▸ Aim of the task
Pick out the lines in the listing below that contain the word "Ciśnienie" and copy them.

(Extracted data entries)
━━━━━━━━

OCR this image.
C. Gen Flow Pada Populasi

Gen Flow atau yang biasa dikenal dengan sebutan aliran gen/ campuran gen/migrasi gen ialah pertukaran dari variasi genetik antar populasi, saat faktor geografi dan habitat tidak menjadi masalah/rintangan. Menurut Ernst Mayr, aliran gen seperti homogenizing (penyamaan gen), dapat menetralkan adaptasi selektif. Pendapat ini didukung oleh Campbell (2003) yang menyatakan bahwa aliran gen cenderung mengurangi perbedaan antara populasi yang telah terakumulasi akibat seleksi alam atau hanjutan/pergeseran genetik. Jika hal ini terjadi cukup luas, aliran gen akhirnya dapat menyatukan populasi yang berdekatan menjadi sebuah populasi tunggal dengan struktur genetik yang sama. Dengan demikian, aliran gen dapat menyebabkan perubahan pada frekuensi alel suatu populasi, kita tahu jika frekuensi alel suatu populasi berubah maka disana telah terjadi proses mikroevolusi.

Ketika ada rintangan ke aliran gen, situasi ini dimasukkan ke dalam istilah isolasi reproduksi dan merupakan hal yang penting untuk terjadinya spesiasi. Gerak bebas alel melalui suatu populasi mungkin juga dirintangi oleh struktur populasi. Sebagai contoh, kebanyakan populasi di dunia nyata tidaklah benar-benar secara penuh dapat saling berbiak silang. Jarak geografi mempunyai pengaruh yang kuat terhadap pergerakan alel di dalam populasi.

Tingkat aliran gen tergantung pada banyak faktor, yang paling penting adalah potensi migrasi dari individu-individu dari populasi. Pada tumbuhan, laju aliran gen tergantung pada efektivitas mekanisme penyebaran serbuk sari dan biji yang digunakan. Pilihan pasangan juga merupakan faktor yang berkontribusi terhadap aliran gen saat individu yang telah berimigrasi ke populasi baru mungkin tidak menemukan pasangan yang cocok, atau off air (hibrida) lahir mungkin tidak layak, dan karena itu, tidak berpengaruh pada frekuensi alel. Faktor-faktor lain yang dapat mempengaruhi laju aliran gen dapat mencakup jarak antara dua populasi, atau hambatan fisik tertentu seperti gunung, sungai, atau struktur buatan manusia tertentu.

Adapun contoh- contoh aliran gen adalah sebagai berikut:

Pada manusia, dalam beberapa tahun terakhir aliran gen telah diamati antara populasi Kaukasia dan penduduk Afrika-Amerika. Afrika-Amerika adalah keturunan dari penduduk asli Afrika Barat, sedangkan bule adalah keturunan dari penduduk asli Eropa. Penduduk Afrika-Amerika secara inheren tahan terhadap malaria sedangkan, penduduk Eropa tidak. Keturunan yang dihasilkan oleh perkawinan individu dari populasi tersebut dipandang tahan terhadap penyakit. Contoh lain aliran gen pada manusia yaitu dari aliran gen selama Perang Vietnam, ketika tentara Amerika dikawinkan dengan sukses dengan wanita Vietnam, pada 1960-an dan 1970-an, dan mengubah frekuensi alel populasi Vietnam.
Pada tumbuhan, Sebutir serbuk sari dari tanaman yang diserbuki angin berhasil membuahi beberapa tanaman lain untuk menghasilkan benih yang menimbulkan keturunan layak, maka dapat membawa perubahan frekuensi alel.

━━━━━━━━

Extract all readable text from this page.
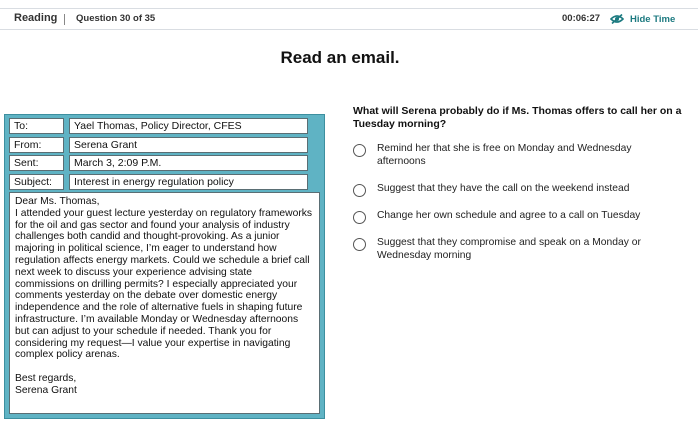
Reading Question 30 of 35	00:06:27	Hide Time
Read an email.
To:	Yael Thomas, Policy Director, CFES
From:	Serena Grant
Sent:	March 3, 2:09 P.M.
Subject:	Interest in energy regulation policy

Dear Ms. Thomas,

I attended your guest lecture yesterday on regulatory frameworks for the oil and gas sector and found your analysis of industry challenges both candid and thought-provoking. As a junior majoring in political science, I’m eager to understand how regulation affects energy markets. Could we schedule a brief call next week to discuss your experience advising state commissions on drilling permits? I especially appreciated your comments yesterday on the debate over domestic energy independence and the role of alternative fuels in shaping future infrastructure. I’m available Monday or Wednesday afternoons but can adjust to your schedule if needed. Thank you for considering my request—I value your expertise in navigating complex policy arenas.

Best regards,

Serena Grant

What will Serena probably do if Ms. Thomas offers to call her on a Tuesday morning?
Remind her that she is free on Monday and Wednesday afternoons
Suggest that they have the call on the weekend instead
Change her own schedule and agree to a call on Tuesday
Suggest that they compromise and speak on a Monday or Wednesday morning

━━━━━━━━

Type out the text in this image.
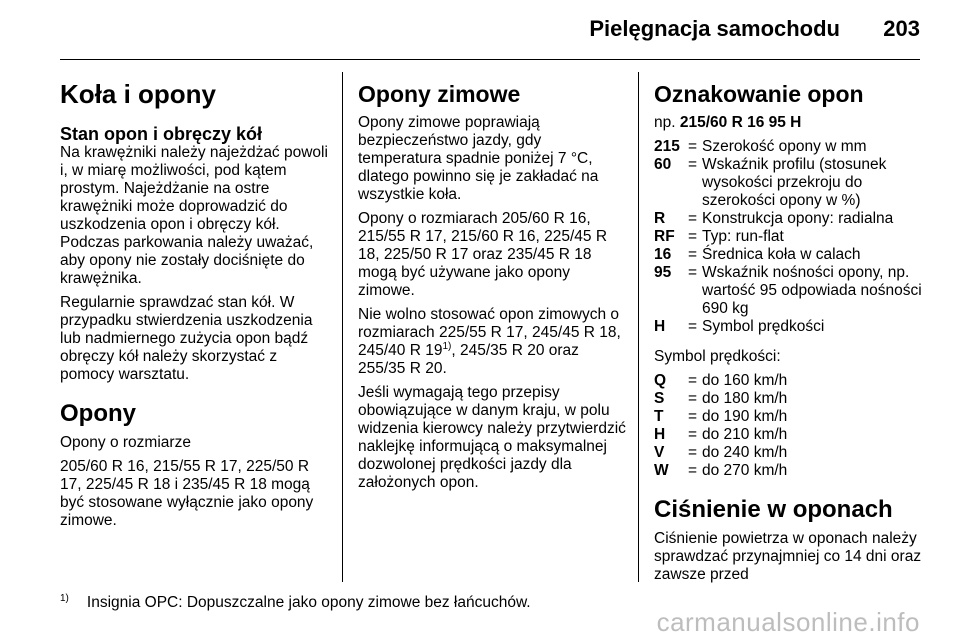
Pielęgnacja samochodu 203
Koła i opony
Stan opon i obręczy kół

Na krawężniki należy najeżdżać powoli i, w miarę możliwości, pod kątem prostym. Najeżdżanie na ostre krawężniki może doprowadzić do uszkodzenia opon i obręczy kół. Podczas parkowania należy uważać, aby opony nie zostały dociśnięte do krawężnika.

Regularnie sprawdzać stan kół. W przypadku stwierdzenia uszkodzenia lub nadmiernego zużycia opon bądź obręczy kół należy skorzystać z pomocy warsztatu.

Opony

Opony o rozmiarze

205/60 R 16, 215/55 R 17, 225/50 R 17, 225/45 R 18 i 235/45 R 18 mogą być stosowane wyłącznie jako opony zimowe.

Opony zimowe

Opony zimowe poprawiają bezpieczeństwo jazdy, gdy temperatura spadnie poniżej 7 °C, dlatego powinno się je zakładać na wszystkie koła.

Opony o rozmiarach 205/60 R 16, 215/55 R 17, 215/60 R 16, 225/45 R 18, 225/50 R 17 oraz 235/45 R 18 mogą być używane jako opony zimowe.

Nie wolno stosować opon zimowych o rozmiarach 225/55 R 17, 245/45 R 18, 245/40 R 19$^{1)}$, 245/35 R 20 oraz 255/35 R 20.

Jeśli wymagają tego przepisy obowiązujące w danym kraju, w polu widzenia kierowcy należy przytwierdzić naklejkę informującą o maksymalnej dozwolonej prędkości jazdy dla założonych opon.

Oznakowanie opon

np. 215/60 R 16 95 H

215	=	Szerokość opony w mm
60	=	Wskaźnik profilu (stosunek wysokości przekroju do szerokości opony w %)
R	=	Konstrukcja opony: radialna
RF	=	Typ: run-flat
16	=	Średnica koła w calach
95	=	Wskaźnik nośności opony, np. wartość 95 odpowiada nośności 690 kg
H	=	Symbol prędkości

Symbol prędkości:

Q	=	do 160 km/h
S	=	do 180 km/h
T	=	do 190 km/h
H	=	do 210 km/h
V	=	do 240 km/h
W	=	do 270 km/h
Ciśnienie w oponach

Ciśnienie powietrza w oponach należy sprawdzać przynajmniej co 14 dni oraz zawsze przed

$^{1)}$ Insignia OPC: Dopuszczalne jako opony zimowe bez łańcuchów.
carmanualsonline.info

━━━━━━━━

▸ Result below
Ciśnienie w oponach
Ciśnienie powietrza w oponach należy sprawdzać przynajmniej co 14 dni oraz zawsze przed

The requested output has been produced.